• _Problem statement_:
Determine how many lines include the word "المؤرخ", then give that number and nothing more.

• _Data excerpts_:
══════════════════════════════

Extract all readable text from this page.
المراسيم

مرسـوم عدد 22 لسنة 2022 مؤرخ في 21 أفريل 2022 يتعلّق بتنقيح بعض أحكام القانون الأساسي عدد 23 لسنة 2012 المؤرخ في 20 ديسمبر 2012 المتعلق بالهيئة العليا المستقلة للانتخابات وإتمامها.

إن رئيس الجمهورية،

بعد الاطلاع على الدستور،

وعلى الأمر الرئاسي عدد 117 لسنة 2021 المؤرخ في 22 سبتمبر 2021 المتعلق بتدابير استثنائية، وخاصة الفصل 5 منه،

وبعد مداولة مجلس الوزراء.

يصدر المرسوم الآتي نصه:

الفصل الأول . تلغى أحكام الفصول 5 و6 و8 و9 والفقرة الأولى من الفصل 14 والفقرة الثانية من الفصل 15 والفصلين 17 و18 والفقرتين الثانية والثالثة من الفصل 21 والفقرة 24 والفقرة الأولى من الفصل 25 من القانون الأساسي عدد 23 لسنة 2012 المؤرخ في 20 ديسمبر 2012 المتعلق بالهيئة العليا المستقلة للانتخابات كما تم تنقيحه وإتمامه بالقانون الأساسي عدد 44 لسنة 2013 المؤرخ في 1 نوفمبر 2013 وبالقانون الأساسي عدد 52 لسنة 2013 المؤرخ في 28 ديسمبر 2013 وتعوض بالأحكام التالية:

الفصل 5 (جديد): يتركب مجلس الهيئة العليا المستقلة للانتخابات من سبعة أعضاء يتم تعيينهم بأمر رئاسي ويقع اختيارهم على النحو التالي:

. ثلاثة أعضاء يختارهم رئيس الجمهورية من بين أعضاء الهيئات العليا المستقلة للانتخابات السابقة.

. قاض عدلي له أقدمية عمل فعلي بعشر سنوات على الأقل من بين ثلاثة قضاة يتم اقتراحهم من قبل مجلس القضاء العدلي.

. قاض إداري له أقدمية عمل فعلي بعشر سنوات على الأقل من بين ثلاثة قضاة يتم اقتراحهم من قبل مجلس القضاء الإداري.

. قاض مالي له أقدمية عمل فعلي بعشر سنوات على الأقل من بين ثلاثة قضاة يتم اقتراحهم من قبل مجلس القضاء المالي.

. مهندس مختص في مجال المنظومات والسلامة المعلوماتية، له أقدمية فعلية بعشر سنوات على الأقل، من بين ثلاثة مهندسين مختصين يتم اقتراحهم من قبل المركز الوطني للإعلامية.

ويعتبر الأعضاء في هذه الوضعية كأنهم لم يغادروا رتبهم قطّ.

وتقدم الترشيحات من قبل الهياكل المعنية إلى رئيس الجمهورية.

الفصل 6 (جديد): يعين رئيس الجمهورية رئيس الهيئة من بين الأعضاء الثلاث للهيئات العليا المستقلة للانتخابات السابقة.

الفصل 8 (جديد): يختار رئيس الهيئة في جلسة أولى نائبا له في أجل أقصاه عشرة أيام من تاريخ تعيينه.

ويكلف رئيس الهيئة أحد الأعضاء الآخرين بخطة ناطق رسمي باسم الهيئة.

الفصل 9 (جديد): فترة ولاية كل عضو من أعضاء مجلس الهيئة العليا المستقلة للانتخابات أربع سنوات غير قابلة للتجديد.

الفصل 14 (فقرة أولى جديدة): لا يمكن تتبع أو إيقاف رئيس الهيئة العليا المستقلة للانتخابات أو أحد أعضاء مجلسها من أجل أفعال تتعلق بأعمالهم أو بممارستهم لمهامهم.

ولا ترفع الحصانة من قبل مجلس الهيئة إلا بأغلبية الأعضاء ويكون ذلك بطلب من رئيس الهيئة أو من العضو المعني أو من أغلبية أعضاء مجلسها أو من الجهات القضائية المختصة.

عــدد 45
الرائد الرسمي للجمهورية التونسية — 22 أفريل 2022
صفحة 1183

══════════════════════════════

• _Written response_:
3